ТЕКСТ ДОКУМЕНТА:
┄┄┄┄┄┄┄┄┄┄┄┄┄┄┄┄┄┄┄┄

Соллертинский, который в качестве трубадура «формализма» испытывал особенно сильный нажим со стороны властей, обратился к Шостаковичу с вопросом, как ему себя вести в этой чрезвычайно трудной для него ситуации. «Делай что хочешь», — ответил ему создатель «Леди Макбет». Тогда Соллертинский выступил с публичной самокритикой, отрекаясь от былых восторгов по поводу оперы Шостаковича.

Не прошло и нескольких дней, как Шостаковича настиг очередной удар: 6 февраля на страницах той же газеты появилась редакционная статья под названием «Балетная фальшь», направленная против «Светлого ручья». По тону и упрекам, брошенным произведению, она напоминала предыдущую публикацию.

5 и 7 февраля в ленинградском отделении Союза композиторов прошло собрание, на котором ораторы состязались в нападках на «Леди Макбет» и Шостаковича. Выступали ведущие представители музыкальной жизни, в том числе Максимилиан Штейнберг. Профессор Ленинградской консерватории высказался довольно путано. С одной стороны, он подчеркнул: «Драма Шостаковича — это моя личная драма» и хвалил Первую симфонию. С другой стороны, он не упустил случая припомнить: «Меня очень огорчило выступление Шостаковича в печати, в котором он заявлял, что в консерватории ему только „мешали сочинять“», а напоследок добавил: «Когда Шостакович пришел ко мне с „Афоризмами“, я ему сказал, что ничего в них не понимаю, что они мне чужды. После этого он перестал ко мне приходить». Под конец Штейнберг заявил, что ему непонятно, почему молодой композитор выбрал для либретто оперы произведение, в котором «действуют не люди, а сплошь звери».

Критически высказался и Иван Дзержинский, хотя его опера «Тихий Дон», заслужившая недавно похвалу Сталина, создавалась при значительной помощи Шостаковича, который давал ему различные советы относительно инструментовки, а затем помог завязать контакты с Ленинградским Малым оперным театром и тем самым содействовал постановке этого произведения. Дзержинский из благодарности посвятил ему оперу, но в изданной позднее партитуре снял посвящение. В памяти собравшихся он запечатлелся своими исключительно грубыми нападками на Шостаковича.

┄┄┄┄┄┄┄┄┄┄┄┄┄┄┄┄┄┄┄┄

ЗАДАНИЕ:
Как в двух предложениях изложить суть отрывка о нападках на Шостаковича? Записи здесь не используются.

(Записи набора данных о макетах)
┄┄┄┄┄┄┄┄┄┄┄┄┄┄┄┄┄┄┄┄

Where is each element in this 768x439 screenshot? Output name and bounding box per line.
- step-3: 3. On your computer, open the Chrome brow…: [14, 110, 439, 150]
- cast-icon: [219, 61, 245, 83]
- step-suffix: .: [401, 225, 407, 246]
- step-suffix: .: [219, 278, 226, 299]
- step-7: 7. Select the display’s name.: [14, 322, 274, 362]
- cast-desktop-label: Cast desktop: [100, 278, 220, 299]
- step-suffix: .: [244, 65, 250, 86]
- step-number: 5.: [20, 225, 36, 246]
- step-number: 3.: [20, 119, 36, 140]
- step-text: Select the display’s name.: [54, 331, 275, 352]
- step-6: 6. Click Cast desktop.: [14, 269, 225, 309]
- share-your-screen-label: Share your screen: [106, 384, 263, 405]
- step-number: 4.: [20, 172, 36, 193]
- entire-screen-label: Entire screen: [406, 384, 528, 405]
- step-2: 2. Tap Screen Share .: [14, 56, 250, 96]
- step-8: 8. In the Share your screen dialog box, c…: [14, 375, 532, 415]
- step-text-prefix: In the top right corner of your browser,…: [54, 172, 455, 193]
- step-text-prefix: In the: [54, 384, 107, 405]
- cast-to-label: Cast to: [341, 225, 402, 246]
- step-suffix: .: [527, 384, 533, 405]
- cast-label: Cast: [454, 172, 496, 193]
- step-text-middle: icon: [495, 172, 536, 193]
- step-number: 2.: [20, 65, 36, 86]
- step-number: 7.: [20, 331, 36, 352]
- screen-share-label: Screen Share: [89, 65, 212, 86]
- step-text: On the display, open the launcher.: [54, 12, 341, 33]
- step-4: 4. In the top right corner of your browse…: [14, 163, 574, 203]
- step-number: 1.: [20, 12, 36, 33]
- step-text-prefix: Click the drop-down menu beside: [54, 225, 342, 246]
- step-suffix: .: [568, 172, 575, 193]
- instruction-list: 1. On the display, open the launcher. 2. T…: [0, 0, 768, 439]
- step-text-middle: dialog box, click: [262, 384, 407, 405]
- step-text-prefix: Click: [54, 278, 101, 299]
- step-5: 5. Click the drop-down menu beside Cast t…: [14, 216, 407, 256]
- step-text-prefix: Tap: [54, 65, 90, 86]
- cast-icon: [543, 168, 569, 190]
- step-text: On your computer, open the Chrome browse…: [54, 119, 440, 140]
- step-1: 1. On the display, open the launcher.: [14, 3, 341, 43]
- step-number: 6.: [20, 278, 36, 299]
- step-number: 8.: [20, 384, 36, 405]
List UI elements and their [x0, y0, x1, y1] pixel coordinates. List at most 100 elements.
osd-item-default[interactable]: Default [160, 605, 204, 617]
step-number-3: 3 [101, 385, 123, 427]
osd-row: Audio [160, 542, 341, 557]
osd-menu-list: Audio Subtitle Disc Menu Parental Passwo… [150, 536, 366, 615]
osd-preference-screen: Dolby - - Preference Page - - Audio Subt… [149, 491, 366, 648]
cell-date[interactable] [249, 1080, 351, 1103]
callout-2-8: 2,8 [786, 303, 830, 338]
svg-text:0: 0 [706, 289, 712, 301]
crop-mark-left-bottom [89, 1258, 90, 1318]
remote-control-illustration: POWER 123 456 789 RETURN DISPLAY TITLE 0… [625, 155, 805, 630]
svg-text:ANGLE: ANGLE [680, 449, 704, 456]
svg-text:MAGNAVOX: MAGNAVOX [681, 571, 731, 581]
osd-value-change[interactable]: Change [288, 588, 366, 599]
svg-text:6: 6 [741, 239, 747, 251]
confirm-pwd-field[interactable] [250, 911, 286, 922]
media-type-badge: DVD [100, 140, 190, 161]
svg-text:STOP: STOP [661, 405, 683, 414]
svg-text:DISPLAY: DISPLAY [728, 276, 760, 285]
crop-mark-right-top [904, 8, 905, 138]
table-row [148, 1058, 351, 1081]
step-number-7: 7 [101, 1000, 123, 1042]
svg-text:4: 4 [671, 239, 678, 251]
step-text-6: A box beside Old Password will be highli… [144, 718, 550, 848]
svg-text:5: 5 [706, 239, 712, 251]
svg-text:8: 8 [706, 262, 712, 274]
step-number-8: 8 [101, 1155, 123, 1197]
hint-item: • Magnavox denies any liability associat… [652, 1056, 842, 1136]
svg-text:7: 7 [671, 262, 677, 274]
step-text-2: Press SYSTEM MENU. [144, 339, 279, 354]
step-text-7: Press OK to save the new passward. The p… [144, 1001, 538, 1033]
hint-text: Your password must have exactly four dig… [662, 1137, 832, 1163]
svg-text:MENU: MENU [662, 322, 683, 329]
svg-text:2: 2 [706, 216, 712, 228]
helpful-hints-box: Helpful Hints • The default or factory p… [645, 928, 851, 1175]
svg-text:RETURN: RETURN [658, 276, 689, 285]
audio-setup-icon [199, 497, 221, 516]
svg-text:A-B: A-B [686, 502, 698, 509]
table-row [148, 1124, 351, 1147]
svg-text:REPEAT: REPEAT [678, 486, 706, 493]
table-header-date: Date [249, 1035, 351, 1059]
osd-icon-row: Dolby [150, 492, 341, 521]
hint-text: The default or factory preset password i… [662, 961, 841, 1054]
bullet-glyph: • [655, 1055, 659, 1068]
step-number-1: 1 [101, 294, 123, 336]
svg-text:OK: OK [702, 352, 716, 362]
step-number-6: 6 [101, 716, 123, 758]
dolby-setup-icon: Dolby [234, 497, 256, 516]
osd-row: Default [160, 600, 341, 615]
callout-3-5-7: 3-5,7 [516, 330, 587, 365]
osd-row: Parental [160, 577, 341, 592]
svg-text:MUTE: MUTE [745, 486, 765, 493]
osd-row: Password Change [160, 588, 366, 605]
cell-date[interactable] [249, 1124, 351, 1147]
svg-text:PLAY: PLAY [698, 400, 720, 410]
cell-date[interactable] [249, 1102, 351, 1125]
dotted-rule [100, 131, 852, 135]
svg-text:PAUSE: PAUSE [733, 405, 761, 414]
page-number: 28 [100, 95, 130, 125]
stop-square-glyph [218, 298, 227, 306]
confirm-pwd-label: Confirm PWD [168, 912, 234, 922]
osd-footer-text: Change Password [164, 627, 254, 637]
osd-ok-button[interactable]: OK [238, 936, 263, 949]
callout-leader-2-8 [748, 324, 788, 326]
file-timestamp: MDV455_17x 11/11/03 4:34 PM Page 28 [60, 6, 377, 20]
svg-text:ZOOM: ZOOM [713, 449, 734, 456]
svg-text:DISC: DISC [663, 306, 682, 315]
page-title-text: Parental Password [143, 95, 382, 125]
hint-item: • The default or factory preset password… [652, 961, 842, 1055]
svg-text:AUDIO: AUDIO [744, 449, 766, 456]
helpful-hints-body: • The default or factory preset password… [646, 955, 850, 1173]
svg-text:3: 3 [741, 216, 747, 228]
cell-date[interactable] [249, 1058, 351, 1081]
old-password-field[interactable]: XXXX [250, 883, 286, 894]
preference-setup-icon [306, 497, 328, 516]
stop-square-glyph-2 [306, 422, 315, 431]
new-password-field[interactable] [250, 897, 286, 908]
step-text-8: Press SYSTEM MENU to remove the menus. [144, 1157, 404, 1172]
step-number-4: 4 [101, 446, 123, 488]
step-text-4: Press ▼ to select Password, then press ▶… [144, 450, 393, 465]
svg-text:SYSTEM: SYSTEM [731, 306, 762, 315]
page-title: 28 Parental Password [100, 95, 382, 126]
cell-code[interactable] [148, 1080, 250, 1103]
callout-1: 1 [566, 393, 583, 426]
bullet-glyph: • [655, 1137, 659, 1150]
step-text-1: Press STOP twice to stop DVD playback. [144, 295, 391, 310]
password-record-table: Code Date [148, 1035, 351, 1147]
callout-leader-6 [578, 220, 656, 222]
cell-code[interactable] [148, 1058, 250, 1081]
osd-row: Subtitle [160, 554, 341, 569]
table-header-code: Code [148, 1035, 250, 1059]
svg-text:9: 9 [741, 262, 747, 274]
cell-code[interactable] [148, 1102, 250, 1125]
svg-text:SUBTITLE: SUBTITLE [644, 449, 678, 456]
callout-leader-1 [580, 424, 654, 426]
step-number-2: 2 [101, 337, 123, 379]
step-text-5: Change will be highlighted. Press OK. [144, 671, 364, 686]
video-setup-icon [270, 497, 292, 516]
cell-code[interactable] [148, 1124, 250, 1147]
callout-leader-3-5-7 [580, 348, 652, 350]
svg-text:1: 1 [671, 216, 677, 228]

┄┄┄┄┄┄┄┄┄┄┄┄┄┄┄┄┄┄┄┄

ОЖИДАЕМЫЙ ОТВЕТ:
Соллертинский выступил с публичной самокритикой и отрекся от прежних восторгов по поводу оперы Шостаковича, а 6 февраля газета напечатала редакционную статью «Балетная фальшь», направленную против «Светлого ручья». На собрании ленинградского отделения Союза композиторов 5 и 7 февраля ораторы, среди них Максимилиан Штейнберг и Иван Дзержинский, нападали на «Леди Макбет» и Шостаковича, причем особенно грубыми нападками запомнился Дзержинский, которому Шостакович помогал с оперой «Тихий Дон».